**BRIEF**
Pick out the lines containing "free".

**RECORDED DATA**

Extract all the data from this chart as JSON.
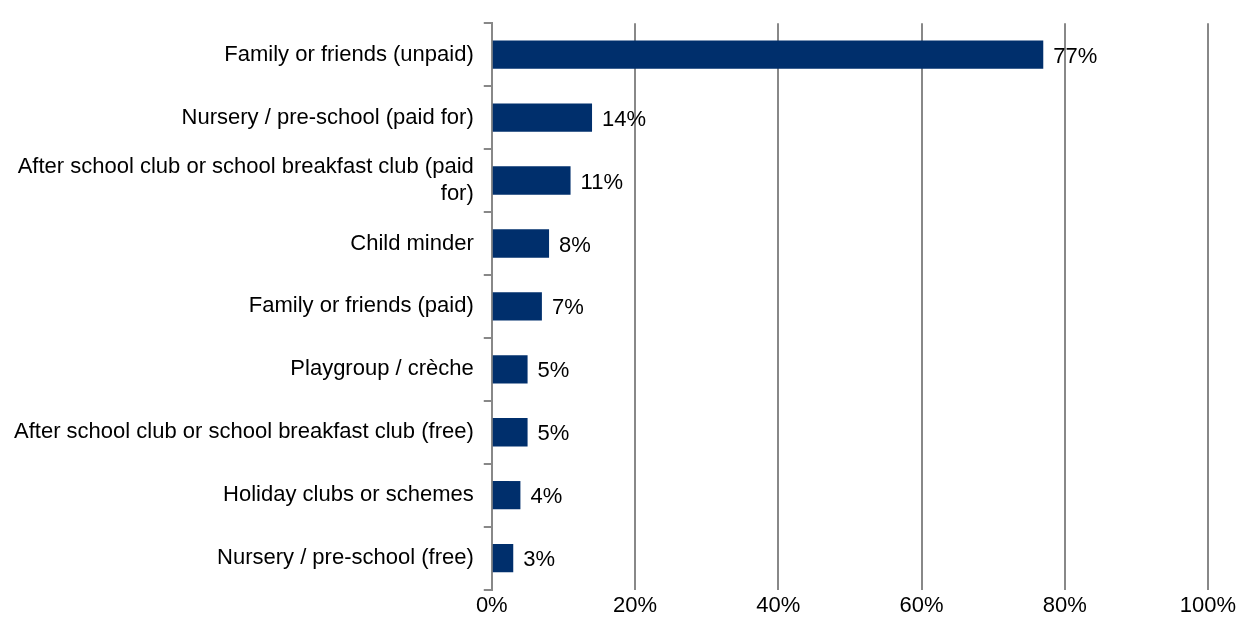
{
  "chart_data": {
    "type": "bar",
    "orientation": "horizontal",
    "categories": [
      "Family or friends (unpaid)",
      "Nursery / pre-school (paid for)",
      "After school club or school breakfast club (paid for)",
      "Child minder",
      "Family or friends (paid)",
      "Playgroup / crèche",
      "After school club or school breakfast club (free)",
      "Holiday clubs or schemes",
      "Nursery / pre-school (free)"
    ],
    "values": [
      77,
      14,
      11,
      8,
      7,
      5,
      5,
      4,
      3
    ],
    "value_labels": [
      "77%",
      "14%",
      "11%",
      "8%",
      "7%",
      "5%",
      "5%",
      "4%",
      "3%"
    ],
    "color": "#002f6c",
    "xlim": [
      0,
      100
    ],
    "xticks": [
      {
        "value": 0,
        "label": "0%"
      },
      {
        "value": 20,
        "label": "20%"
      },
      {
        "value": 40,
        "label": "40%"
      },
      {
        "value": 60,
        "label": "60%"
      },
      {
        "value": 80,
        "label": "80%"
      },
      {
        "value": 100,
        "label": "100%"
      }
    ],
    "grid": "x",
    "legend": false
  }
}
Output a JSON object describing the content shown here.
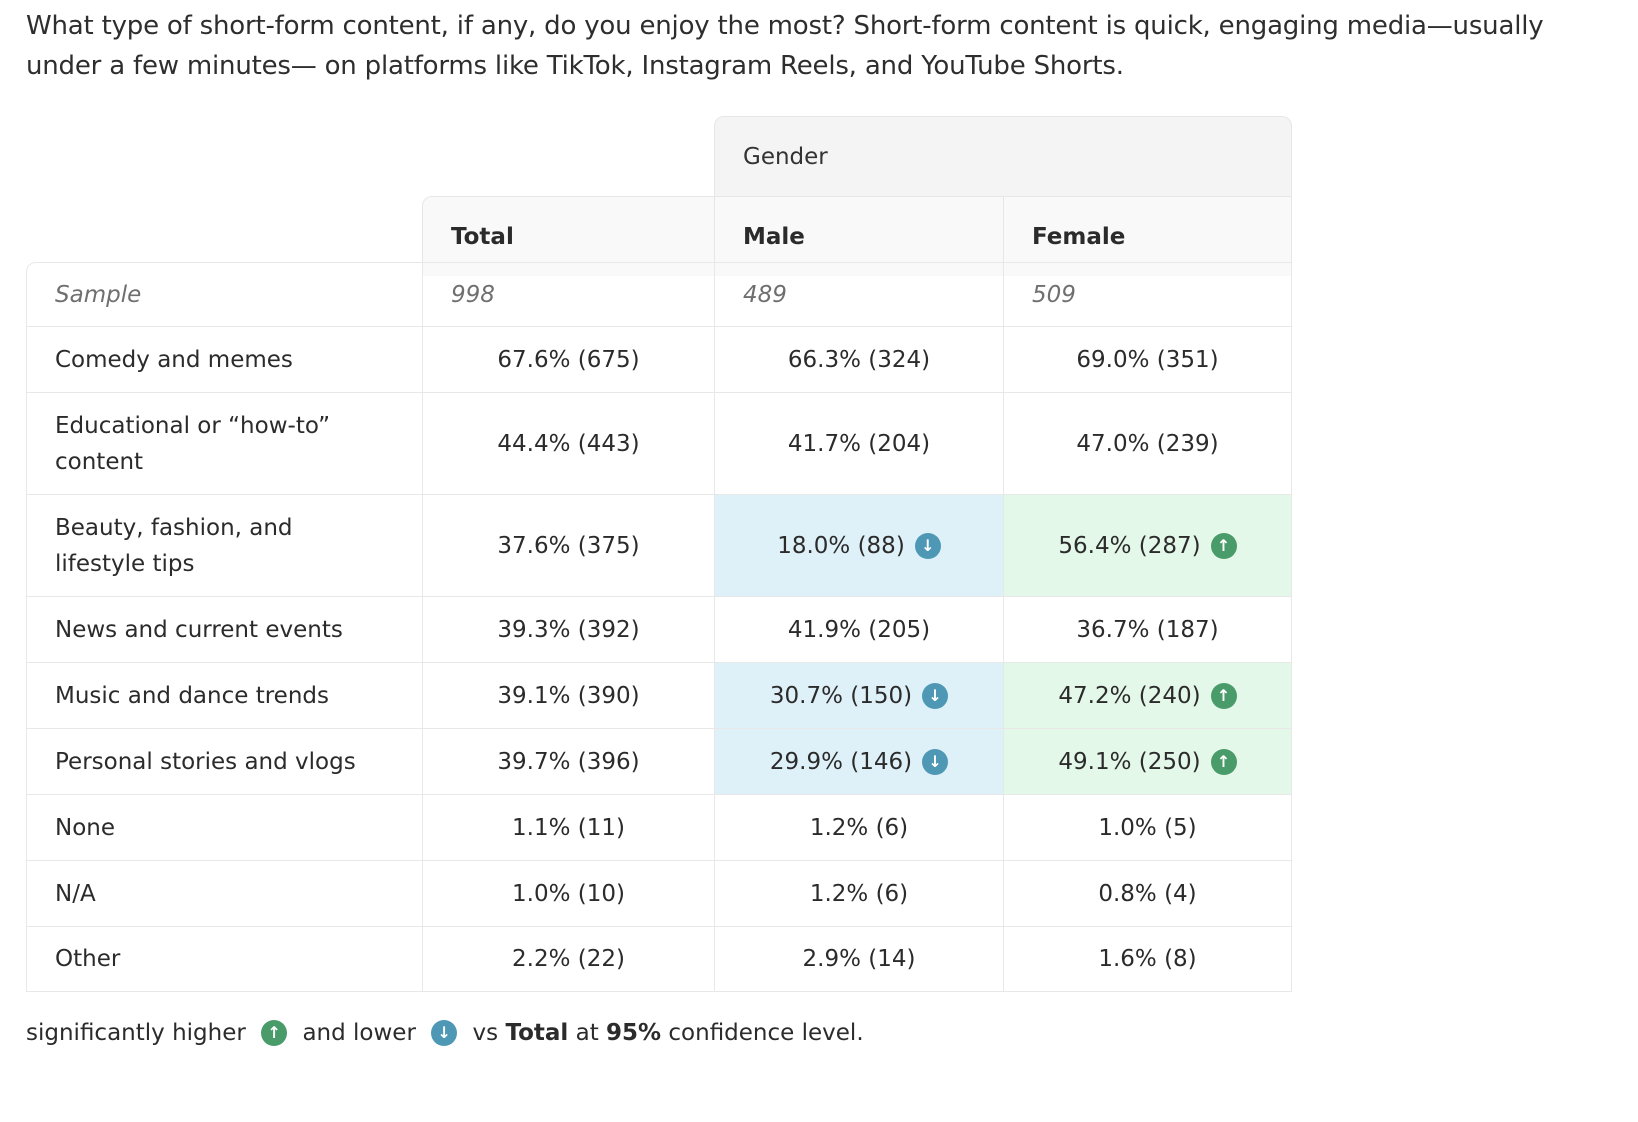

**ANSWER TO THE EXERCISE**
      "After school club or school breakfast club (free)",
      "Nursery / pre-school (free)"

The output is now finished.